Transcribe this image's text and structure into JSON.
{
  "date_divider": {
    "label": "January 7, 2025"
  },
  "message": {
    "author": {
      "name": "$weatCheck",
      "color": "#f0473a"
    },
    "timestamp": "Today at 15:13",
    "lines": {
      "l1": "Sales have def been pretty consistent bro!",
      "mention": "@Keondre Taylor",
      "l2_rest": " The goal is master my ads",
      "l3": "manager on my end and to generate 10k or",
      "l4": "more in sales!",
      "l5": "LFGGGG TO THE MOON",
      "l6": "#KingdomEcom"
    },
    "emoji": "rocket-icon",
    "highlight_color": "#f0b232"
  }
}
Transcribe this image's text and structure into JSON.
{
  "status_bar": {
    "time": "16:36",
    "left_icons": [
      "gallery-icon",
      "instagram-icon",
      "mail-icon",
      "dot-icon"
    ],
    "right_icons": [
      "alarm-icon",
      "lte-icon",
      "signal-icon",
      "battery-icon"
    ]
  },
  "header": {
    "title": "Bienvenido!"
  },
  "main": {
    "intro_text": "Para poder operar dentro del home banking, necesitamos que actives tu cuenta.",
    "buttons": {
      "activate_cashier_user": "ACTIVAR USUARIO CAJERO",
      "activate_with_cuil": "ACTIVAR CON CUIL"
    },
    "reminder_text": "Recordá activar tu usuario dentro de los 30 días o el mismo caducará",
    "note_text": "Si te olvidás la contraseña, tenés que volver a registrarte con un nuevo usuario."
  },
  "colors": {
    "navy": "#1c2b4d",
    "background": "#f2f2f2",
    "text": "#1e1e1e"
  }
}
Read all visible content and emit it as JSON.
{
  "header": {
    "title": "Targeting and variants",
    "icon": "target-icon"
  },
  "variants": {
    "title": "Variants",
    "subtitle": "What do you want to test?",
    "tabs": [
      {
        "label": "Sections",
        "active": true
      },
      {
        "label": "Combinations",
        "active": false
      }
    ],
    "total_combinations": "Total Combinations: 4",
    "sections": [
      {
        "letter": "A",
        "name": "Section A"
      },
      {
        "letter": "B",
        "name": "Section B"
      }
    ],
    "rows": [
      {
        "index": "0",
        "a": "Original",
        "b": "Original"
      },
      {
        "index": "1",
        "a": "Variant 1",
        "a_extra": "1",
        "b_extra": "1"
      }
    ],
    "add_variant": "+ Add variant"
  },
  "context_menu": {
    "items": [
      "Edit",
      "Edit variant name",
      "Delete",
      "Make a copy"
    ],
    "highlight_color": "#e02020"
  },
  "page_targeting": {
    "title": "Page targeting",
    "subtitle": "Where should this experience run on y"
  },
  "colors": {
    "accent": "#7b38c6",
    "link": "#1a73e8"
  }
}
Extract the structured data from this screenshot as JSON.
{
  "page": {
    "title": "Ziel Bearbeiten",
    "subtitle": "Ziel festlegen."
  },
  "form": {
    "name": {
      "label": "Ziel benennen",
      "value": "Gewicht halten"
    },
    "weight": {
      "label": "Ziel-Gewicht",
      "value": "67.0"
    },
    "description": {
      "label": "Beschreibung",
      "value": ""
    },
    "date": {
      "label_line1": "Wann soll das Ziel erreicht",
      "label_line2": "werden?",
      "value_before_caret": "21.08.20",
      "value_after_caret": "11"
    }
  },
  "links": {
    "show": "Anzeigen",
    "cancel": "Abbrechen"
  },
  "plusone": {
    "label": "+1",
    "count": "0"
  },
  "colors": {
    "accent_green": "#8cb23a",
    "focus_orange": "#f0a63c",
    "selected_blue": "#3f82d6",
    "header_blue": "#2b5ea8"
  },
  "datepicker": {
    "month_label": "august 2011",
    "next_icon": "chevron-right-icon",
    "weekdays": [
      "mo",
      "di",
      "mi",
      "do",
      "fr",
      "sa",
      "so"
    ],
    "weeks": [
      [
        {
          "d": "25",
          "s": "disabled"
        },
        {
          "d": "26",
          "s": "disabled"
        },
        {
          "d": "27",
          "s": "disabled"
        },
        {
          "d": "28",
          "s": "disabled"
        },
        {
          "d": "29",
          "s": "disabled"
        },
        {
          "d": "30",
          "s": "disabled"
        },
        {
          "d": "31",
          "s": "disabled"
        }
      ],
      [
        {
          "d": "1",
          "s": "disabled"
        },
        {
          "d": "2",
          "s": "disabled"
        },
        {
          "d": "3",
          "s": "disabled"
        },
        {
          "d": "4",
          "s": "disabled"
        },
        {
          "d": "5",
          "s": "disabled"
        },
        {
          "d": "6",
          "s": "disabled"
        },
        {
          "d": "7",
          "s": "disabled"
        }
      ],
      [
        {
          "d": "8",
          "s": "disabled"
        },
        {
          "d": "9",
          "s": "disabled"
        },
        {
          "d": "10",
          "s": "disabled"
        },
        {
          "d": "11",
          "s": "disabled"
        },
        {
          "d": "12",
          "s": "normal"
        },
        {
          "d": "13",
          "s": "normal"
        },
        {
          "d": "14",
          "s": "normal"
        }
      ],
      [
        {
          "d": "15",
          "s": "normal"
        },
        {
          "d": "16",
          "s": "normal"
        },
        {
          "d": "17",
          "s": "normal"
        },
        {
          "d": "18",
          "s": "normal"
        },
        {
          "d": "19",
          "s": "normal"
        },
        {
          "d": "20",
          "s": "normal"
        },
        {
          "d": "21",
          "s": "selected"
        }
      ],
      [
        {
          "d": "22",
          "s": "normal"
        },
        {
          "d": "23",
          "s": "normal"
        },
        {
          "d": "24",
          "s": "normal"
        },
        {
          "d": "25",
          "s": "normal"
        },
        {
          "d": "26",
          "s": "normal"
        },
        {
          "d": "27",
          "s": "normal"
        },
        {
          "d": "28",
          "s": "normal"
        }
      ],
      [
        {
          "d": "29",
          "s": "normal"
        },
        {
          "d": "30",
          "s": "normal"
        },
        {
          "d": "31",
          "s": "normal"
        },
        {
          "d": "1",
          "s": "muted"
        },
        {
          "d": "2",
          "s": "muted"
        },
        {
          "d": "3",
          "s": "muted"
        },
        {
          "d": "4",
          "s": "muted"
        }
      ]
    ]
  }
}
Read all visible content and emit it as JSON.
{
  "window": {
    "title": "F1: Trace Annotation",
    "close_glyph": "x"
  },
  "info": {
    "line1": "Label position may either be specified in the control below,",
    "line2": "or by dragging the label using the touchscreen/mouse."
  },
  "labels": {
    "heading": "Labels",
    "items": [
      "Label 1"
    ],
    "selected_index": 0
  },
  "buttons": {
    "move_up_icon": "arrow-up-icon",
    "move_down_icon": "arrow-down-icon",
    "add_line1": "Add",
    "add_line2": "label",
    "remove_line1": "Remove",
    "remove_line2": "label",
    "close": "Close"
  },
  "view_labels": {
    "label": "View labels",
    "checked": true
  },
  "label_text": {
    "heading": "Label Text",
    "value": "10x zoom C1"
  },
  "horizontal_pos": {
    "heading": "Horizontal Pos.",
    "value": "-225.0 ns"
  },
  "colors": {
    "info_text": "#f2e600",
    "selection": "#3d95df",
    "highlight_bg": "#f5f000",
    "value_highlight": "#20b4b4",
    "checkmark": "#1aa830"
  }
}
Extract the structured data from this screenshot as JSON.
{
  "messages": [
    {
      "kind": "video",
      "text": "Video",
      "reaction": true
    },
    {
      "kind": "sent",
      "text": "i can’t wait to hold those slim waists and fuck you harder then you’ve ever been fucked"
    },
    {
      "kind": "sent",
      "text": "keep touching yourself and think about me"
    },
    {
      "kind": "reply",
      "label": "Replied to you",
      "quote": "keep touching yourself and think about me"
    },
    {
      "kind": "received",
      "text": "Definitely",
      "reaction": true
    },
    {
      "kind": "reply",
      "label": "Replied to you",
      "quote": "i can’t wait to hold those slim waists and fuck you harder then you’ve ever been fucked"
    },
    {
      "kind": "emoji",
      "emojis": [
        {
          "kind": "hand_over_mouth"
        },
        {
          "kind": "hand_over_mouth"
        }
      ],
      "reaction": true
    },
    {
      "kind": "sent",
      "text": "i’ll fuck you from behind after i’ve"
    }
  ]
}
---
▶ What is asked: Wherever the string "about" appears in the entries above, list that line.

▶ Completed exercise:
      "text": "keep touching yourself and think about me"
      "quote": "keep touching yourself and think about me"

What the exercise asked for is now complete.